--- Directions for this task ---
Print the entries in full, word for word, but not the pictures.

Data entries
▽
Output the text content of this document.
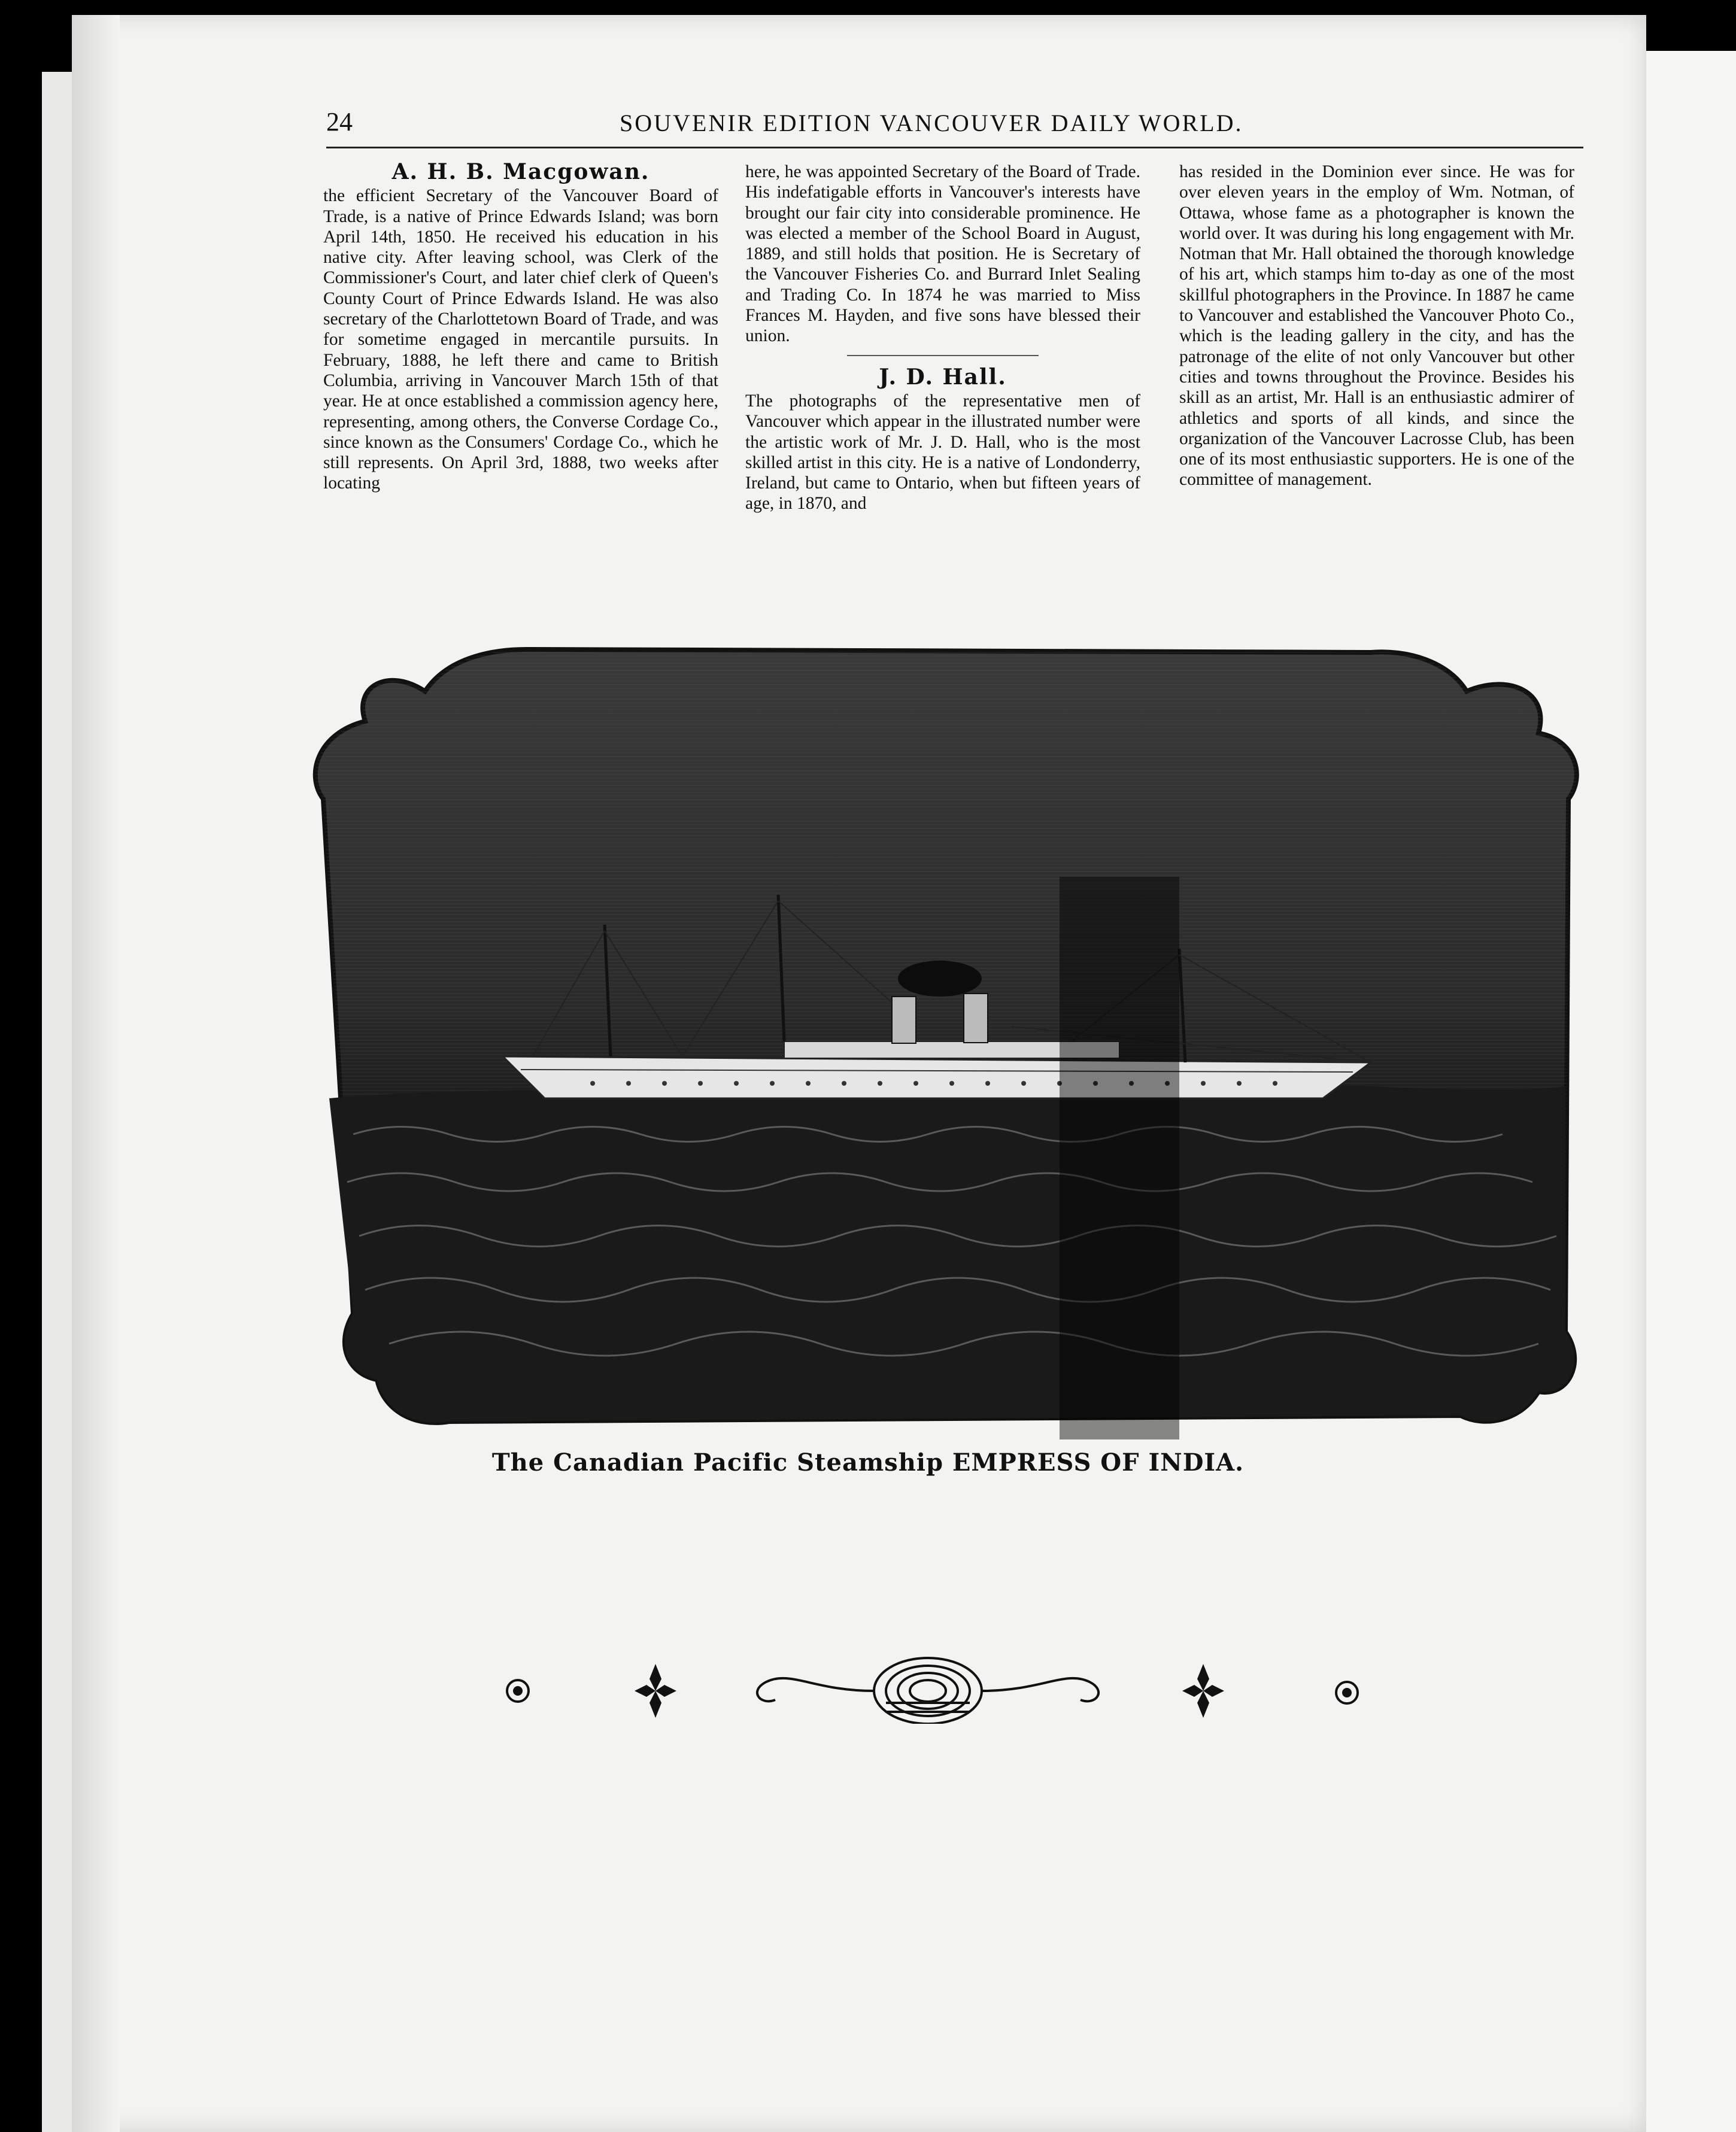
24	SOUVENIR EDITION VANCOUVER DAILY WORLD.
A. H. B. Macgowan.

the efficient Secretary of the Vancouver Board of Trade, is a native of Prince Edwards Island; was born April 14th, 1850. He received his education in his native city. After leaving school, was Clerk of the Commissioner's Court, and later chief clerk of Queen's County Court of Prince Edwards Island. He was also secretary of the Charlottetown Board of Trade, and was for sometime engaged in mercantile pursuits. In February, 1888, he left there and came to British Columbia, arriving in Vancouver March 15th of that year. He at once established a commission agency here, representing, among others, the Converse Cordage Co., since known as the Consumers' Cordage Co., which he still represents. On April 3rd, 1888, two weeks after locating

here, he was appointed Secretary of the Board of Trade. His indefatigable efforts in Vancouver's interests have brought our fair city into considerable prominence. He was elected a member of the School Board in August, 1889, and still holds that position. He is Secretary of the Vancouver Fisheries Co. and Burrard Inlet Sealing and Trading Co. In 1874 he was married to Miss Frances M. Hayden, and five sons have blessed their union.

J. D. Hall.

The photographs of the representative men of Vancouver which appear in the illustrated number were the artistic work of Mr. J. D. Hall, who is the most skilled artist in this city. He is a native of Londonderry, Ireland, but came to Ontario, when but fifteen years of age, in 1870, and

has resided in the Dominion ever since. He was for over eleven years in the employ of Wm. Notman, of Ottawa, whose fame as a photographer is known the world over. It was during his long engagement with Mr. Notman that Mr. Hall obtained the thorough knowledge of his art, which stamps him to-day as one of the most skillful photographers in the Province. In 1887 he came to Vancouver and established the Vancouver Photo Co., which is the leading gallery in the city, and has the patronage of the elite of not only Vancouver but other cities and towns throughout the Province. Besides his skill as an artist, Mr. Hall is an enthusiastic admirer of athletics and sports of all kinds, and since the organization of the Vancouver Lacrosse Club, has been one of its most enthusiastic supporters. He is one of the committee of management.

The Canadian Pacific Steamship EMPRESS OF INDIA.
△
--- Exercise solution ---
Output the text content of this document.
24	SOUVENIR EDITION VANCOUVER DAILY WORLD.
A. H. B. Macgowan.

the efficient Secretary of the Vancouver Board of Trade, is a native of Prince Edwards Island; was born April 14th, 1850. He received his education in his native city. After leaving school, was Clerk of the Commissioner's Court, and later chief clerk of Queen's County Court of Prince Edwards Island. He was also secretary of the Charlottetown Board of Trade, and was for sometime engaged in mercantile pursuits. In February, 1888, he left there and came to British Columbia, arriving in Vancouver March 15th of that year. He at once established a commission agency here, representing, among others, the Converse Cordage Co., since known as the Consumers' Cordage Co., which he still represents. On April 3rd, 1888, two weeks after locating

here, he was appointed Secretary of the Board of Trade. His indefatigable efforts in Vancouver's interests have brought our fair city into considerable prominence. He was elected a member of the School Board in August, 1889, and still holds that position. He is Secretary of the Vancouver Fisheries Co. and Burrard Inlet Sealing and Trading Co. In 1874 he was married to Miss Frances M. Hayden, and five sons have blessed their union.

J. D. Hall.

The photographs of the representative men of Vancouver which appear in the illustrated number were the artistic work of Mr. J. D. Hall, who is the most skilled artist in this city. He is a native of Londonderry, Ireland, but came to Ontario, when but fifteen years of age, in 1870, and

has resided in the Dominion ever since. He was for over eleven years in the employ of Wm. Notman, of Ottawa, whose fame as a photographer is known the world over. It was during his long engagement with Mr. Notman that Mr. Hall obtained the thorough knowledge of his art, which stamps him to-day as one of the most skillful photographers in the Province. In 1887 he came to Vancouver and established the Vancouver Photo Co., which is the leading gallery in the city, and has the patronage of the elite of not only Vancouver but other cities and towns throughout the Province. Besides his skill as an artist, Mr. Hall is an enthusiastic admirer of athletics and sports of all kinds, and since the organization of the Vancouver Lacrosse Club, has been one of its most enthusiastic supporters. He is one of the committee of management.

The Canadian Pacific Steamship EMPRESS OF INDIA.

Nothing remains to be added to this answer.